Dataset records =
************

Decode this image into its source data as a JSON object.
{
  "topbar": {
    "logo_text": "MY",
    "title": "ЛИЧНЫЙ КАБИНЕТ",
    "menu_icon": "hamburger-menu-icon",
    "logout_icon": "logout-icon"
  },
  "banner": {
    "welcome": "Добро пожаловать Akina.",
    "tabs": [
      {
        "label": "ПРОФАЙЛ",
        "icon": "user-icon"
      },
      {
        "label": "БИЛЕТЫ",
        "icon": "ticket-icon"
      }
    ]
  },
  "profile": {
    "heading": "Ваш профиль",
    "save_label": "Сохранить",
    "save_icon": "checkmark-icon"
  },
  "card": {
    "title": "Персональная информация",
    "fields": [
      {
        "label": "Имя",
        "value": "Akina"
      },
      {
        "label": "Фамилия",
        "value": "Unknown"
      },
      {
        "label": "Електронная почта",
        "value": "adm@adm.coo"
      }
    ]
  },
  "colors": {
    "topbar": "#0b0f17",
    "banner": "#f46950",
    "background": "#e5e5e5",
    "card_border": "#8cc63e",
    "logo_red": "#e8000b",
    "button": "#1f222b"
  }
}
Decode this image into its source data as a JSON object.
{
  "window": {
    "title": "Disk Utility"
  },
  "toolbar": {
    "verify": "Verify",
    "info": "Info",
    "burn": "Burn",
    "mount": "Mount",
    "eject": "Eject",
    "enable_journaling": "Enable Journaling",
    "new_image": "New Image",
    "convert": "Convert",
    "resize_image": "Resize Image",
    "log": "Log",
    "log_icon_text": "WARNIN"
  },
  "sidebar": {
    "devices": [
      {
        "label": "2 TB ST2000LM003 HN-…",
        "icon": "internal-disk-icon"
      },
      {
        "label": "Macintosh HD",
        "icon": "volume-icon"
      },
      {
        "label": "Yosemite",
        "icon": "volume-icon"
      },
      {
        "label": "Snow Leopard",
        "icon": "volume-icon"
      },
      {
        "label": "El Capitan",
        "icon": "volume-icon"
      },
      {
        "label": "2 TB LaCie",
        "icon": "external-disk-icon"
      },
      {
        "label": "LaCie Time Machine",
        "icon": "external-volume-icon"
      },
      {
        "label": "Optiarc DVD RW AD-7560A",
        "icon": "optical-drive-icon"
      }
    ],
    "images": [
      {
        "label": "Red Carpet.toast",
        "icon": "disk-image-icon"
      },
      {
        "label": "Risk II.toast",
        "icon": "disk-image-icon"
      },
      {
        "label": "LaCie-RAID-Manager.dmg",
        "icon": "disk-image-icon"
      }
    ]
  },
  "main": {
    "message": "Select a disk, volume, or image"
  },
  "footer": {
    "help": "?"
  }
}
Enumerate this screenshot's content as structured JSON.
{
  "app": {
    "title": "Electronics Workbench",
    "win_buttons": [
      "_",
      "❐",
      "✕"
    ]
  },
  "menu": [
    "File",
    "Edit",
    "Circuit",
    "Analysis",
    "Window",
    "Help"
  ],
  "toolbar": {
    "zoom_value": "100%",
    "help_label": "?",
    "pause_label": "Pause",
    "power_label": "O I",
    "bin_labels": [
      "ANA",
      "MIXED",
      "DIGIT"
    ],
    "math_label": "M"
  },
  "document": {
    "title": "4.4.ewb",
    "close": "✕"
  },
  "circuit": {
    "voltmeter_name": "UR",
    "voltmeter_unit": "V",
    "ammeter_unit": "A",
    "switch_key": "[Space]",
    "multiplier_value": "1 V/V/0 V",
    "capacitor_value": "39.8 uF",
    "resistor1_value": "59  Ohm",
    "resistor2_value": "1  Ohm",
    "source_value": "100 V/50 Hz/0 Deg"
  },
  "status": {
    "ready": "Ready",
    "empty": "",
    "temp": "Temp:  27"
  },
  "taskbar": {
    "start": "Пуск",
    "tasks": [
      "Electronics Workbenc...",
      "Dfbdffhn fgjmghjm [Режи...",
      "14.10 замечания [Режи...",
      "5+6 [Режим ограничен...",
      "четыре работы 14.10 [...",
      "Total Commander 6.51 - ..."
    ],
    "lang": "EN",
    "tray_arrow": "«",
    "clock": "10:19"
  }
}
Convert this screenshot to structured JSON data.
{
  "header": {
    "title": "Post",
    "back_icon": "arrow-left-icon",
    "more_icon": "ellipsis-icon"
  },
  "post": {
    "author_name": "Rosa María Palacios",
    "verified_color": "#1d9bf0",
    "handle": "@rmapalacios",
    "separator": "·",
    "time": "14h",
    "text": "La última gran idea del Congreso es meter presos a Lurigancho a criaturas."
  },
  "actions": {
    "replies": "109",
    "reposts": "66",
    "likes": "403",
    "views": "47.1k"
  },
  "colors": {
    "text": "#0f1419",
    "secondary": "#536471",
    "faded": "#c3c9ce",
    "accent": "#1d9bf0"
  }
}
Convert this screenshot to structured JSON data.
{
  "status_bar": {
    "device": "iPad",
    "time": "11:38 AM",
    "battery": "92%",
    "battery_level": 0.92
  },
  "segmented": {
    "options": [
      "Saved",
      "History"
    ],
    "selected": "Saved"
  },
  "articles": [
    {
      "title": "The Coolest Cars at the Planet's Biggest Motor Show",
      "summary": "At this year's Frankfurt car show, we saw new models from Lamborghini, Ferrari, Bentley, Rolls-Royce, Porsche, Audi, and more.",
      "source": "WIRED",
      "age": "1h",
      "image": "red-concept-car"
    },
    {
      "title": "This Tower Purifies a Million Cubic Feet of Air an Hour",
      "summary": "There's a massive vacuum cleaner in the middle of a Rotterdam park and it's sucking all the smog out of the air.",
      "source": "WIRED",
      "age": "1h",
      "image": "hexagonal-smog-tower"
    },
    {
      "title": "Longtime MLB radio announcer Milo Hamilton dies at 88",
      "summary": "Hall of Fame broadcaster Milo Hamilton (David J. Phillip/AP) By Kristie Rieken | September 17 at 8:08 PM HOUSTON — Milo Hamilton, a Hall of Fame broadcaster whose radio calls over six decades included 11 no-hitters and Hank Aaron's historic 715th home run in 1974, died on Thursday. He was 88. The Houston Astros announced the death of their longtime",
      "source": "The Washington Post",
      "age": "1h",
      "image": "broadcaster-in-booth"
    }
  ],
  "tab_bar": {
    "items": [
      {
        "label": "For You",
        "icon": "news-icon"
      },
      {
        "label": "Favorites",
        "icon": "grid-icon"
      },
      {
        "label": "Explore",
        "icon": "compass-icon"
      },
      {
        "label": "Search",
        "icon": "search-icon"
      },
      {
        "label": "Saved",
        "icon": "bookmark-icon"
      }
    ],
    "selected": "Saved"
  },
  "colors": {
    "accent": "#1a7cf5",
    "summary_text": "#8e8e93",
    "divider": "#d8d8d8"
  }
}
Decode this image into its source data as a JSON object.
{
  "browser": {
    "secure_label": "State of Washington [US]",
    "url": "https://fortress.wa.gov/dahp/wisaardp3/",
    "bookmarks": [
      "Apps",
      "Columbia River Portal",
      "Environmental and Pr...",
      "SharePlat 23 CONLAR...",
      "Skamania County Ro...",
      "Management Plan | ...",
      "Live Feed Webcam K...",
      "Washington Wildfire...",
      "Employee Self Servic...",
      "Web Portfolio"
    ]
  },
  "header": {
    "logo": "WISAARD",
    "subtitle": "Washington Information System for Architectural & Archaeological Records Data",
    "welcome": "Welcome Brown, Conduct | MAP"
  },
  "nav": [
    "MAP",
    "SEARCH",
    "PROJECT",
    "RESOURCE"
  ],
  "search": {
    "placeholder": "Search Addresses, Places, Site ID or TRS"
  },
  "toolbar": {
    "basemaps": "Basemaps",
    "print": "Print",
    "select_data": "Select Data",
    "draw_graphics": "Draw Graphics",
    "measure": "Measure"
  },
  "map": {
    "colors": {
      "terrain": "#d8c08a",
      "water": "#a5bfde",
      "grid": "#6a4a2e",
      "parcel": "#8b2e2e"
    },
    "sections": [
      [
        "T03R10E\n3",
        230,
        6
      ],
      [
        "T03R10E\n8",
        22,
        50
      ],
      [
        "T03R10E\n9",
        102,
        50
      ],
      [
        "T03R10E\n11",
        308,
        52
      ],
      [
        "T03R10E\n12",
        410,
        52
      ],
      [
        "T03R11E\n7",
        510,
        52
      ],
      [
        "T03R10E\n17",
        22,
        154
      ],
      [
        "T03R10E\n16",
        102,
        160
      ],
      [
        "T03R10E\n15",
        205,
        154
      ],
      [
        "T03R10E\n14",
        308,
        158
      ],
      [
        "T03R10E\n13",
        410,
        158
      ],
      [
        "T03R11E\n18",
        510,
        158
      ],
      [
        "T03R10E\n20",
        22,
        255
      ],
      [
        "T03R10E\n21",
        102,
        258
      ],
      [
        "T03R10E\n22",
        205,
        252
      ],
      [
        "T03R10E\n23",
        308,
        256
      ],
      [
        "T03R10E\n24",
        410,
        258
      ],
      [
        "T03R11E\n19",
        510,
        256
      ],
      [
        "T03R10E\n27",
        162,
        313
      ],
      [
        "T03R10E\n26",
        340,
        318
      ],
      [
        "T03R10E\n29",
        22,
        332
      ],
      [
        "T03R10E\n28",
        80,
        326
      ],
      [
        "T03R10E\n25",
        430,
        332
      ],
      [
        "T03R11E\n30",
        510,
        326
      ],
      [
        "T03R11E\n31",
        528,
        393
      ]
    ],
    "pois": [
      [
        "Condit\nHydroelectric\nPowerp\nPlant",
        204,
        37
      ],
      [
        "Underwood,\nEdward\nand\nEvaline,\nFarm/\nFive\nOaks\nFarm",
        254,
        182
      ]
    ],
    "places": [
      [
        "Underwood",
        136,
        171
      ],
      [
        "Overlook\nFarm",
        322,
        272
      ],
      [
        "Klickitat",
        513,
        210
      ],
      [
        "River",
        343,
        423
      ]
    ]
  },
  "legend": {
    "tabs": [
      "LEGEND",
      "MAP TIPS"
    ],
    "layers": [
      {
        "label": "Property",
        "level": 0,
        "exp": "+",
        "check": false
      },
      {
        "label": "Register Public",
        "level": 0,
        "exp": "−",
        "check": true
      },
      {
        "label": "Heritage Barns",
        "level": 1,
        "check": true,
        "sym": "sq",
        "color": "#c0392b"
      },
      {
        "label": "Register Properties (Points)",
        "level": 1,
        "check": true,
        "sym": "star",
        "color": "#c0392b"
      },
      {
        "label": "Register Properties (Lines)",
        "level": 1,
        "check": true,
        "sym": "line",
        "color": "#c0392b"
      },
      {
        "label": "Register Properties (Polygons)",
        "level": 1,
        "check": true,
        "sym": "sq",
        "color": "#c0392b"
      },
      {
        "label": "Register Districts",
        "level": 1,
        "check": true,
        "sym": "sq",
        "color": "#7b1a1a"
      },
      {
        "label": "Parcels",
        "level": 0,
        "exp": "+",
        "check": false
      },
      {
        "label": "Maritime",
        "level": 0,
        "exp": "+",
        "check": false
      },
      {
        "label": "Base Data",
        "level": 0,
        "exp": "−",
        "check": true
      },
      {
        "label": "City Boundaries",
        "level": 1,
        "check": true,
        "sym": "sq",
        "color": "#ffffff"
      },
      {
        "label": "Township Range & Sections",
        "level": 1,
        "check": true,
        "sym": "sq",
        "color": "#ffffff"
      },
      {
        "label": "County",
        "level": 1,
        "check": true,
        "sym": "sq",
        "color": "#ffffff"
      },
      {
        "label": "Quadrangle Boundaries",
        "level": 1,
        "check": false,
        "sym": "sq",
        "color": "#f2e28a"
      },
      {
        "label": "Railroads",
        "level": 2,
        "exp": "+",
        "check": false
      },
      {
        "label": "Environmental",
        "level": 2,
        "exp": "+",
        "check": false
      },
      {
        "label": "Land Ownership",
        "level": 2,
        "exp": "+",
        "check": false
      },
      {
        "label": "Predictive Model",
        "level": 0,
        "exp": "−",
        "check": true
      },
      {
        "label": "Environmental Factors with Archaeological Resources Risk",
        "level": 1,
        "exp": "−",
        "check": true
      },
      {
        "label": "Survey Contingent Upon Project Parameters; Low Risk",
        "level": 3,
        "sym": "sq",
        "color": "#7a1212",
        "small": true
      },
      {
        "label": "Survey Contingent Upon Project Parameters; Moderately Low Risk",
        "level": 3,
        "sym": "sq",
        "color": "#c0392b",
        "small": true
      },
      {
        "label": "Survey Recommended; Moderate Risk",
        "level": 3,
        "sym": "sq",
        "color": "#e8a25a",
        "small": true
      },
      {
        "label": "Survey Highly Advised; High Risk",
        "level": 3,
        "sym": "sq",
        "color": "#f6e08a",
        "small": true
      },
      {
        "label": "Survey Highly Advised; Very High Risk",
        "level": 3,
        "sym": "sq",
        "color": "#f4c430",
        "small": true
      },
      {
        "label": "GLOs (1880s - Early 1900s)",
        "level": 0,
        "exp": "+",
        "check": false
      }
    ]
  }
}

************

Goal = Find each line in the records holding the string "toast" and show it.

Solution below =
        "label": "Red Carpet.toast",
        "label": "Risk II.toast",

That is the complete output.